Transcribe the listing below word for word.

Excerpted data
◇ ◇ ◇

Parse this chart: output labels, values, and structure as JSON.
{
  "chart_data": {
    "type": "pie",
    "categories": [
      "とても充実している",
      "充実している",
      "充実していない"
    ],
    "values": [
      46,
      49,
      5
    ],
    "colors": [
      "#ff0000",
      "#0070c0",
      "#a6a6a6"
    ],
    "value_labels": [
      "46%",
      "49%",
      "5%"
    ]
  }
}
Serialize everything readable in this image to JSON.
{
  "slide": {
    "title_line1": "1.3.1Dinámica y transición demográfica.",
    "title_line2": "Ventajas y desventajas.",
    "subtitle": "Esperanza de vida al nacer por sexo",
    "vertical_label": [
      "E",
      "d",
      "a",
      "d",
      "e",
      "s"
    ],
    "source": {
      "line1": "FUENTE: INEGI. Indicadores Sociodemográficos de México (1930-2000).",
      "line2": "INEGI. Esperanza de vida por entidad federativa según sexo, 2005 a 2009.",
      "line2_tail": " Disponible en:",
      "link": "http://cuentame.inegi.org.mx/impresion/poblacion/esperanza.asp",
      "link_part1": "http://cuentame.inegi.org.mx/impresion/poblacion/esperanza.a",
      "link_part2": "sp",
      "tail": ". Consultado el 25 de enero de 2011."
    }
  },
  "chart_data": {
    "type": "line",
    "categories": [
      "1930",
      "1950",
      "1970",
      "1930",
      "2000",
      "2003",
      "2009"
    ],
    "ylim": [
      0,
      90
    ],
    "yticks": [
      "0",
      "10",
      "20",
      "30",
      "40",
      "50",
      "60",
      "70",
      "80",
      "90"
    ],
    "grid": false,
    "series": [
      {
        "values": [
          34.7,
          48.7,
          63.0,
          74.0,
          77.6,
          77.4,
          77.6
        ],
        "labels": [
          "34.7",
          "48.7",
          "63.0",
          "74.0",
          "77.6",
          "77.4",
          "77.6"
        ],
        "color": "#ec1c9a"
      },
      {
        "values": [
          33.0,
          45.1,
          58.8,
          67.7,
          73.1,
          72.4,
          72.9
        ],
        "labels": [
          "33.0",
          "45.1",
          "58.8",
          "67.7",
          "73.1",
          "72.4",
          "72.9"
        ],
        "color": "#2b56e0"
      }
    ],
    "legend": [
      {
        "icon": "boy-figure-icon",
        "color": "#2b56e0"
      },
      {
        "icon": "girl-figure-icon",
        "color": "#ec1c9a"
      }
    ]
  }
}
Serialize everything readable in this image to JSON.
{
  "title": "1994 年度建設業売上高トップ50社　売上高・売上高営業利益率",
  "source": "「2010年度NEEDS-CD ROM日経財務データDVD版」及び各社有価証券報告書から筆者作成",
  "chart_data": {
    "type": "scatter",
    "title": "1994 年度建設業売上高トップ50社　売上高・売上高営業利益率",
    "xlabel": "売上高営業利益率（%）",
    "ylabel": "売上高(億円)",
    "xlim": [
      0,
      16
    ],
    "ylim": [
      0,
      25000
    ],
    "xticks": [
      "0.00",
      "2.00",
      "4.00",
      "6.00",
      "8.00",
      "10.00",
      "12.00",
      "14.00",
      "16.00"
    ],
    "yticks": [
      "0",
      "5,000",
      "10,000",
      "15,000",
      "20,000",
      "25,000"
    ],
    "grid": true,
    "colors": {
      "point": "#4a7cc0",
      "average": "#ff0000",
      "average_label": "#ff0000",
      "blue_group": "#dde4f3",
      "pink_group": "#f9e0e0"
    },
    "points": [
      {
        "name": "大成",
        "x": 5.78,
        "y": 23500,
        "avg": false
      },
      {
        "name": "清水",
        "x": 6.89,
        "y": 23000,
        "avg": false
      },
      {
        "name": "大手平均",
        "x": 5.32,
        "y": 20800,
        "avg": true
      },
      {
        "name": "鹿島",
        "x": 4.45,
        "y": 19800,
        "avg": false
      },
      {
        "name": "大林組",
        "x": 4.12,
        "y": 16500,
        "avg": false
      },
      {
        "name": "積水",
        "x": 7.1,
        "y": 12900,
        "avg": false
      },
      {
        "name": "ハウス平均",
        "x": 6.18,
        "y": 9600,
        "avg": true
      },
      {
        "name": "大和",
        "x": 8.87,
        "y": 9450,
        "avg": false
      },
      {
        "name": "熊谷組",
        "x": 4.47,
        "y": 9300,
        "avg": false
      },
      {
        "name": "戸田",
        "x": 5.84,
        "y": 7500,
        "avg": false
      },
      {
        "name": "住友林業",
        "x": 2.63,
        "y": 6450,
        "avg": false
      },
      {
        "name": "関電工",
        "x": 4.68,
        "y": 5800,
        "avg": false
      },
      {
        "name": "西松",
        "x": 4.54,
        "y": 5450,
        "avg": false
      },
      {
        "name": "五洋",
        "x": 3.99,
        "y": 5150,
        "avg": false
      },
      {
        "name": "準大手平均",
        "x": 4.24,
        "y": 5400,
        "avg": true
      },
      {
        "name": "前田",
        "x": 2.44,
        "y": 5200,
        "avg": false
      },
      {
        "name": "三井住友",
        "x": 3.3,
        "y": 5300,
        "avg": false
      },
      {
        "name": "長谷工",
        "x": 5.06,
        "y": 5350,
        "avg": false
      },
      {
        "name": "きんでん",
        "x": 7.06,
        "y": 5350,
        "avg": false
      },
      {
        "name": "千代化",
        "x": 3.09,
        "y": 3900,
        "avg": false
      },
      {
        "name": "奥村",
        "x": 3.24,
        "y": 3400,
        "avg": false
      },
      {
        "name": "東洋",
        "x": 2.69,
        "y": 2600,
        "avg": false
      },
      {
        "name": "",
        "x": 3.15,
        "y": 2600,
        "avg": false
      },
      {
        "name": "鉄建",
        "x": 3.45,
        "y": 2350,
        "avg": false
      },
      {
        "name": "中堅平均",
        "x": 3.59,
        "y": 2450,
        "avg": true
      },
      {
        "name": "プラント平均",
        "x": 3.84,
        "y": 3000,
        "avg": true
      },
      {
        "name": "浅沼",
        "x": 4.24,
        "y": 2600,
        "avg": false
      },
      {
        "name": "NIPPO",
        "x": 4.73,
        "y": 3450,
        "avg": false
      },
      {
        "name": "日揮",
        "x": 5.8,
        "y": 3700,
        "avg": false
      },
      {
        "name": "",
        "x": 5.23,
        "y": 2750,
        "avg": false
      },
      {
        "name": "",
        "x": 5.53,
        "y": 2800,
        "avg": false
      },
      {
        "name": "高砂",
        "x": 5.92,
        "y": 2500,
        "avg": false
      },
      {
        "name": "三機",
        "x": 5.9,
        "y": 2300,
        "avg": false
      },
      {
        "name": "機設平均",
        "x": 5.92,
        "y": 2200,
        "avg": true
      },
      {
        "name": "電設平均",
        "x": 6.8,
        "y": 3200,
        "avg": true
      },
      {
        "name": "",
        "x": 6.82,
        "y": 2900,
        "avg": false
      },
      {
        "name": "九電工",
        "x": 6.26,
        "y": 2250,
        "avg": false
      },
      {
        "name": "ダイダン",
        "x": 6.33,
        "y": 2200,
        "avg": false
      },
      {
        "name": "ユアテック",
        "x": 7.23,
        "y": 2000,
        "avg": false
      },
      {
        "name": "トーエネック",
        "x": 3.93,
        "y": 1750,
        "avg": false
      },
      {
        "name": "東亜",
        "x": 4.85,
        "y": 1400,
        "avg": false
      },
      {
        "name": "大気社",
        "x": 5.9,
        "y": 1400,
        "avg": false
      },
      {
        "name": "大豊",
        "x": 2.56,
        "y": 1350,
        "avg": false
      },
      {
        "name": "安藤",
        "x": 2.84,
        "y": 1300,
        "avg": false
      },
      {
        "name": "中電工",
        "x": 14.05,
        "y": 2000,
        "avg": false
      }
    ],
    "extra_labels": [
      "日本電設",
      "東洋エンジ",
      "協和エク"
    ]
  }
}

◇ ◇ ◇

Exercise answer
Parse this chart: output labels, values, and structure as JSON.
{
  "chart_data": {
    "type": "pie",
    "categories": [
      "とても充実している",
      "充実している",
      "充実していない"
    ],
    "values": [
      46,
      49,
      5
    ],
    "colors": [
      "#ff0000",
      "#0070c0",
      "#a6a6a6"
    ],
    "value_labels": [
      "46%",
      "49%",
      "5%"
    ]
  }
}
Serialize everything readable in this image to JSON.
{
  "slide": {
    "title_line1": "1.3.1Dinámica y transición demográfica.",
    "title_line2": "Ventajas y desventajas.",
    "subtitle": "Esperanza de vida al nacer por sexo",
    "vertical_label": [
      "E",
      "d",
      "a",
      "d",
      "e",
      "s"
    ],
    "source": {
      "line1": "FUENTE: INEGI. Indicadores Sociodemográficos de México (1930-2000).",
      "line2": "INEGI. Esperanza de vida por entidad federativa según sexo, 2005 a 2009.",
      "line2_tail": " Disponible en:",
      "link": "http://cuentame.inegi.org.mx/impresion/poblacion/esperanza.asp",
      "link_part1": "http://cuentame.inegi.org.mx/impresion/poblacion/esperanza.a",
      "link_part2": "sp",
      "tail": ". Consultado el 25 de enero de 2011."
    }
  },
  "chart_data": {
    "type": "line",
    "categories": [
      "1930",
      "1950",
      "1970",
      "1930",
      "2000",
      "2003",
      "2009"
    ],
    "ylim": [
      0,
      90
    ],
    "yticks": [
      "0",
      "10",
      "20",
      "30",
      "40",
      "50",
      "60",
      "70",
      "80",
      "90"
    ],
    "grid": false,
    "series": [
      {
        "values": [
          34.7,
          48.7,
          63.0,
          74.0,
          77.6,
          77.4,
          77.6
        ],
        "labels": [
          "34.7",
          "48.7",
          "63.0",
          "74.0",
          "77.6",
          "77.4",
          "77.6"
        ],
        "color": "#ec1c9a"
      },
      {
        "values": [
          33.0,
          45.1,
          58.8,
          67.7,
          73.1,
          72.4,
          72.9
        ],
        "labels": [
          "33.0",
          "45.1",
          "58.8",
          "67.7",
          "73.1",
          "72.4",
          "72.9"
        ],
        "color": "#2b56e0"
      }
    ],
    "legend": [
      {
        "icon": "boy-figure-icon",
        "color": "#2b56e0"
      },
      {
        "icon": "girl-figure-icon",
        "color": "#ec1c9a"
      }
    ]
  }
}
Serialize everything readable in this image to JSON.
{
  "title": "1994 年度建設業売上高トップ50社　売上高・売上高営業利益率",
  "source": "「2010年度NEEDS-CD ROM日経財務データDVD版」及び各社有価証券報告書から筆者作成",
  "chart_data": {
    "type": "scatter",
    "title": "1994 年度建設業売上高トップ50社　売上高・売上高営業利益率",
    "xlabel": "売上高営業利益率（%）",
    "ylabel": "売上高(億円)",
    "xlim": [
      0,
      16
    ],
    "ylim": [
      0,
      25000
    ],
    "xticks": [
      "0.00",
      "2.00",
      "4.00",
      "6.00",
      "8.00",
      "10.00",
      "12.00",
      "14.00",
      "16.00"
    ],
    "yticks": [
      "0",
      "5,000",
      "10,000",
      "15,000",
      "20,000",
      "25,000"
    ],
    "grid": true,
    "colors": {
      "point": "#4a7cc0",
      "average": "#ff0000",
      "average_label": "#ff0000",
      "blue_group": "#dde4f3",
      "pink_group": "#f9e0e0"
    },
    "points": [
      {
        "name": "大成",
        "x": 5.78,
        "y": 23500,
        "avg": false
      },
      {
        "name": "清水",
        "x": 6.89,
        "y": 23000,
        "avg": false
      },
      {
        "name": "大手平均",
        "x": 5.32,
        "y": 20800,
        "avg": true
      },
      {
        "name": "鹿島",
        "x": 4.45,
        "y": 19800,
        "avg": false
      },
      {
        "name": "大林組",
        "x": 4.12,
        "y": 16500,
        "avg": false
      },
      {
        "name": "積水",
        "x": 7.1,
        "y": 12900,
        "avg": false
      },
      {
        "name": "ハウス平均",
        "x": 6.18,
        "y": 9600,
        "avg": true
      },
      {
        "name": "大和",
        "x": 8.87,
        "y": 9450,
        "avg": false
      },
      {
        "name": "熊谷組",
        "x": 4.47,
        "y": 9300,
        "avg": false
      },
      {
        "name": "戸田",
        "x": 5.84,
        "y": 7500,
        "avg": false
      },
      {
        "name": "住友林業",
        "x": 2.63,
        "y": 6450,
        "avg": false
      },
      {
        "name": "関電工",
        "x": 4.68,
        "y": 5800,
        "avg": false
      },
      {
        "name": "西松",
        "x": 4.54,
        "y": 5450,
        "avg": false
      },
      {
        "name": "五洋",
        "x": 3.99,
        "y": 5150,
        "avg": false
      },
      {
        "name": "準大手平均",
        "x": 4.24,
        "y": 5400,
        "avg": true
      },
      {
        "name": "前田",
        "x": 2.44,
        "y": 5200,
        "avg": false
      },
      {
        "name": "三井住友",
        "x": 3.3,
        "y": 5300,
        "avg": false
      },
      {
        "name": "長谷工",
        "x": 5.06,
        "y": 5350,
        "avg": false
      },
      {
        "name": "きんでん",
        "x": 7.06,
        "y": 5350,
        "avg": false
      },
      {
        "name": "千代化",
        "x": 3.09,
        "y": 3900,
        "avg": false
      },
      {
        "name": "奥村",
        "x": 3.24,
        "y": 3400,
        "avg": false
      },
      {
        "name": "東洋",
        "x": 2.69,
        "y": 2600,
        "avg": false
      },
      {
        "name": "",
        "x": 3.15,
        "y": 2600,
        "avg": false
      },
      {
        "name": "鉄建",
        "x": 3.45,
        "y": 2350,
        "avg": false
      },
      {
        "name": "中堅平均",
        "x": 3.59,
        "y": 2450,
        "avg": true
      },
      {
        "name": "プラント平均",
        "x": 3.84,
        "y": 3000,
        "avg": true
      },
      {
        "name": "浅沼",
        "x": 4.24,
        "y": 2600,
        "avg": false
      },
      {
        "name": "NIPPO",
        "x": 4.73,
        "y": 3450,
        "avg": false
      },
      {
        "name": "日揮",
        "x": 5.8,
        "y": 3700,
        "avg": false
      },
      {
        "name": "",
        "x": 5.23,
        "y": 2750,
        "avg": false
      },
      {
        "name": "",
        "x": 5.53,
        "y": 2800,
        "avg": false
      },
      {
        "name": "高砂",
        "x": 5.92,
        "y": 2500,
        "avg": false
      },
      {
        "name": "三機",
        "x": 5.9,
        "y": 2300,
        "avg": false
      },
      {
        "name": "機設平均",
        "x": 5.92,
        "y": 2200,
        "avg": true
      },
      {
        "name": "電設平均",
        "x": 6.8,
        "y": 3200,
        "avg": true
      },
      {
        "name": "",
        "x": 6.82,
        "y": 2900,
        "avg": false
      },
      {
        "name": "九電工",
        "x": 6.26,
        "y": 2250,
        "avg": false
      },
      {
        "name": "ダイダン",
        "x": 6.33,
        "y": 2200,
        "avg": false
      },
      {
        "name": "ユアテック",
        "x": 7.23,
        "y": 2000,
        "avg": false
      },
      {
        "name": "トーエネック",
        "x": 3.93,
        "y": 1750,
        "avg": false
      },
      {
        "name": "東亜",
        "x": 4.85,
        "y": 1400,
        "avg": false
      },
      {
        "name": "大気社",
        "x": 5.9,
        "y": 1400,
        "avg": false
      },
      {
        "name": "大豊",
        "x": 2.56,
        "y": 1350,
        "avg": false
      },
      {
        "name": "安藤",
        "x": 2.84,
        "y": 1300,
        "avg": false
      },
      {
        "name": "中電工",
        "x": 14.05,
        "y": 2000,
        "avg": false
      }
    ],
    "extra_labels": [
      "日本電設",
      "東洋エンジ",
      "協和エク"
    ]
  }
}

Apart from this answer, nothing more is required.